**PROBLEM:** Reproduce the following entries verbatim, each one complete.

**MATERIAL FOR THIS EXERCISE:**
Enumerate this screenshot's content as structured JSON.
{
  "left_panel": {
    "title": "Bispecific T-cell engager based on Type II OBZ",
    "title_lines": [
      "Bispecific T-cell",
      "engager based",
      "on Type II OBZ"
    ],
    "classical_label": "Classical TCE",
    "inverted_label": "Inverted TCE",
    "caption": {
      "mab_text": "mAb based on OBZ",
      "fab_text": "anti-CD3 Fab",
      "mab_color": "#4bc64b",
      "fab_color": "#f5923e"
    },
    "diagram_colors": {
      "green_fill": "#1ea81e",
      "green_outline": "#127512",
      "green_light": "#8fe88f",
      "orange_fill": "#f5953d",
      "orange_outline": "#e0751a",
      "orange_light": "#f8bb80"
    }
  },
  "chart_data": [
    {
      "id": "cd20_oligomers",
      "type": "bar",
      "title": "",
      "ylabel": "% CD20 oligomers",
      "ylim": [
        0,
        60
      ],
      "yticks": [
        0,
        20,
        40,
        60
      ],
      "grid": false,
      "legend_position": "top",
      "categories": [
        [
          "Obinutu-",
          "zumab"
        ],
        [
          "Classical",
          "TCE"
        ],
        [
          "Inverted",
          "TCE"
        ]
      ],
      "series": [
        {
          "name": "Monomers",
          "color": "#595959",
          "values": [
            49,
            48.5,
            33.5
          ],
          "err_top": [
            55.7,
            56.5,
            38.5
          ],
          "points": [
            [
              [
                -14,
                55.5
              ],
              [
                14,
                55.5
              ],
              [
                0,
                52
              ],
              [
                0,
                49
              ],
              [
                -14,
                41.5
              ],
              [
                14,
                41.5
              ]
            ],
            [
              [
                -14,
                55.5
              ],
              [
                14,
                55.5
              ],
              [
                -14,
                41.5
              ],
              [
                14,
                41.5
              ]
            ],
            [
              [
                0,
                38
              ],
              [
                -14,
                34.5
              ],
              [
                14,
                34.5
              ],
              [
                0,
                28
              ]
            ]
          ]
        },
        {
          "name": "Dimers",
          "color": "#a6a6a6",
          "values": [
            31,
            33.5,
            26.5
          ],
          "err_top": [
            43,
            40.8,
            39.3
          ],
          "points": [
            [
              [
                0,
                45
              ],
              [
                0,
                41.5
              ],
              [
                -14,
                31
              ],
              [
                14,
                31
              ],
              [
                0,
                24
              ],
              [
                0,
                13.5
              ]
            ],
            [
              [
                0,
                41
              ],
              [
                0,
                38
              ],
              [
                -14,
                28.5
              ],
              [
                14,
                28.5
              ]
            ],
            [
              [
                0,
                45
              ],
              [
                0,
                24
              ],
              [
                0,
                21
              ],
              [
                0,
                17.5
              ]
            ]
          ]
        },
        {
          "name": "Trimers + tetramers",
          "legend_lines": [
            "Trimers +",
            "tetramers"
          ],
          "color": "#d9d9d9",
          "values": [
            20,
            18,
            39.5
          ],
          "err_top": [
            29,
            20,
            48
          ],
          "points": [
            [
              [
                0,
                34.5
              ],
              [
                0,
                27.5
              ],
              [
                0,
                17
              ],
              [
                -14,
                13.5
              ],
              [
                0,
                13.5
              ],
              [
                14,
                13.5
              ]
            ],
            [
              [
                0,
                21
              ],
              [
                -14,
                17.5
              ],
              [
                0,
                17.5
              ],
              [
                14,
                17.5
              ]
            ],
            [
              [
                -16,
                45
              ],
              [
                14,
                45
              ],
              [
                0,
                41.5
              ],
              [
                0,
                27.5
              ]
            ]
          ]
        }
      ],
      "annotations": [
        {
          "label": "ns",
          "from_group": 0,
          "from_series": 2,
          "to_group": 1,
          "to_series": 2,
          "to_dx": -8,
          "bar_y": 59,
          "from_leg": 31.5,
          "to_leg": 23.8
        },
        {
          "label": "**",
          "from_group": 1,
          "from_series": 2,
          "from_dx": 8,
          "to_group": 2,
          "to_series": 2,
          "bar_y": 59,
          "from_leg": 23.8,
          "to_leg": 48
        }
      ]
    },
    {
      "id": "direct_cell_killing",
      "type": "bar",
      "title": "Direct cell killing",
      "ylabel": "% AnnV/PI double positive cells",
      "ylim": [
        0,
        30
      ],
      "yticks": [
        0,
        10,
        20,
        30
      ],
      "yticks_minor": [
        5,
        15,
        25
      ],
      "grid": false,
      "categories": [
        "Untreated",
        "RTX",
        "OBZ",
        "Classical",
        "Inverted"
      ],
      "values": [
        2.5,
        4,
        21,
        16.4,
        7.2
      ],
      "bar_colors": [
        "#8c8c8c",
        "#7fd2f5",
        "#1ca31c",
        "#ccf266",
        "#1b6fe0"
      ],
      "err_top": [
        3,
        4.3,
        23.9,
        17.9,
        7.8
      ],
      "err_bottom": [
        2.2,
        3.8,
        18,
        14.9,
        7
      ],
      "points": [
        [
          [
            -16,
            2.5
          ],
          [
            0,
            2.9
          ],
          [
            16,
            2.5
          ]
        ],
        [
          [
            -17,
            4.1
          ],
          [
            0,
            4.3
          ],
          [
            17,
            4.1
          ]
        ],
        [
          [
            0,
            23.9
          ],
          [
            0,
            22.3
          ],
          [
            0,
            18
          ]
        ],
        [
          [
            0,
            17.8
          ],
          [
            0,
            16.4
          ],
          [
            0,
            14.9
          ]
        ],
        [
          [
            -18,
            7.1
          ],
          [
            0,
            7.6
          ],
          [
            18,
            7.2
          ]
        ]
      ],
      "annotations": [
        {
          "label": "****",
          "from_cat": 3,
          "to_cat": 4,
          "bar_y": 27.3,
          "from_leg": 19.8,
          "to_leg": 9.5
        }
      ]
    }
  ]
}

**OUTPUT OF THE TASK:**
Enumerate this screenshot's content as structured JSON.
{
  "left_panel": {
    "title": "Bispecific T-cell engager based on Type II OBZ",
    "title_lines": [
      "Bispecific T-cell",
      "engager based",
      "on Type II OBZ"
    ],
    "classical_label": "Classical TCE",
    "inverted_label": "Inverted TCE",
    "caption": {
      "mab_text": "mAb based on OBZ",
      "fab_text": "anti-CD3 Fab",
      "mab_color": "#4bc64b",
      "fab_color": "#f5923e"
    },
    "diagram_colors": {
      "green_fill": "#1ea81e",
      "green_outline": "#127512",
      "green_light": "#8fe88f",
      "orange_fill": "#f5953d",
      "orange_outline": "#e0751a",
      "orange_light": "#f8bb80"
    }
  },
  "chart_data": [
    {
      "id": "cd20_oligomers",
      "type": "bar",
      "title": "",
      "ylabel": "% CD20 oligomers",
      "ylim": [
        0,
        60
      ],
      "yticks": [
        0,
        20,
        40,
        60
      ],
      "grid": false,
      "legend_position": "top",
      "categories": [
        [
          "Obinutu-",
          "zumab"
        ],
        [
          "Classical",
          "TCE"
        ],
        [
          "Inverted",
          "TCE"
        ]
      ],
      "series": [
        {
          "name": "Monomers",
          "color": "#595959",
          "values": [
            49,
            48.5,
            33.5
          ],
          "err_top": [
            55.7,
            56.5,
            38.5
          ],
          "points": [
            [
              [
                -14,
                55.5
              ],
              [
                14,
                55.5
              ],
              [
                0,
                52
              ],
              [
                0,
                49
              ],
              [
                -14,
                41.5
              ],
              [
                14,
                41.5
              ]
            ],
            [
              [
                -14,
                55.5
              ],
              [
                14,
                55.5
              ],
              [
                -14,
                41.5
              ],
              [
                14,
                41.5
              ]
            ],
            [
              [
                0,
                38
              ],
              [
                -14,
                34.5
              ],
              [
                14,
                34.5
              ],
              [
                0,
                28
              ]
            ]
          ]
        },
        {
          "name": "Dimers",
          "color": "#a6a6a6",
          "values": [
            31,
            33.5,
            26.5
          ],
          "err_top": [
            43,
            40.8,
            39.3
          ],
          "points": [
            [
              [
                0,
                45
              ],
              [
                0,
                41.5
              ],
              [
                -14,
                31
              ],
              [
                14,
                31
              ],
              [
                0,
                24
              ],
              [
                0,
                13.5
              ]
            ],
            [
              [
                0,
                41
              ],
              [
                0,
                38
              ],
              [
                -14,
                28.5
              ],
              [
                14,
                28.5
              ]
            ],
            [
              [
                0,
                45
              ],
              [
                0,
                24
              ],
              [
                0,
                21
              ],
              [
                0,
                17.5
              ]
            ]
          ]
        },
        {
          "name": "Trimers + tetramers",
          "legend_lines": [
            "Trimers +",
            "tetramers"
          ],
          "color": "#d9d9d9",
          "values": [
            20,
            18,
            39.5
          ],
          "err_top": [
            29,
            20,
            48
          ],
          "points": [
            [
              [
                0,
                34.5
              ],
              [
                0,
                27.5
              ],
              [
                0,
                17
              ],
              [
                -14,
                13.5
              ],
              [
                0,
                13.5
              ],
              [
                14,
                13.5
              ]
            ],
            [
              [
                0,
                21
              ],
              [
                -14,
                17.5
              ],
              [
                0,
                17.5
              ],
              [
                14,
                17.5
              ]
            ],
            [
              [
                -16,
                45
              ],
              [
                14,
                45
              ],
              [
                0,
                41.5
              ],
              [
                0,
                27.5
              ]
            ]
          ]
        }
      ],
      "annotations": [
        {
          "label": "ns",
          "from_group": 0,
          "from_series": 2,
          "to_group": 1,
          "to_series": 2,
          "to_dx": -8,
          "bar_y": 59,
          "from_leg": 31.5,
          "to_leg": 23.8
        },
        {
          "label": "**",
          "from_group": 1,
          "from_series": 2,
          "from_dx": 8,
          "to_group": 2,
          "to_series": 2,
          "bar_y": 59,
          "from_leg": 23.8,
          "to_leg": 48
        }
      ]
    },
    {
      "id": "direct_cell_killing",
      "type": "bar",
      "title": "Direct cell killing",
      "ylabel": "% AnnV/PI double positive cells",
      "ylim": [
        0,
        30
      ],
      "yticks": [
        0,
        10,
        20,
        30
      ],
      "yticks_minor": [
        5,
        15,
        25
      ],
      "grid": false,
      "categories": [
        "Untreated",
        "RTX",
        "OBZ",
        "Classical",
        "Inverted"
      ],
      "values": [
        2.5,
        4,
        21,
        16.4,
        7.2
      ],
      "bar_colors": [
        "#8c8c8c",
        "#7fd2f5",
        "#1ca31c",
        "#ccf266",
        "#1b6fe0"
      ],
      "err_top": [
        3,
        4.3,
        23.9,
        17.9,
        7.8
      ],
      "err_bottom": [
        2.2,
        3.8,
        18,
        14.9,
        7
      ],
      "points": [
        [
          [
            -16,
            2.5
          ],
          [
            0,
            2.9
          ],
          [
            16,
            2.5
          ]
        ],
        [
          [
            -17,
            4.1
          ],
          [
            0,
            4.3
          ],
          [
            17,
            4.1
          ]
        ],
        [
          [
            0,
            23.9
          ],
          [
            0,
            22.3
          ],
          [
            0,
            18
          ]
        ],
        [
          [
            0,
            17.8
          ],
          [
            0,
            16.4
          ],
          [
            0,
            14.9
          ]
        ],
        [
          [
            -18,
            7.1
          ],
          [
            0,
            7.6
          ],
          [
            18,
            7.2
          ]
        ]
      ],
      "annotations": [
        {
          "label": "****",
          "from_cat": 3,
          "to_cat": 4,
          "bar_y": 27.3,
          "from_leg": 19.8,
          "to_leg": 9.5
        }
      ]
    }
  ]
}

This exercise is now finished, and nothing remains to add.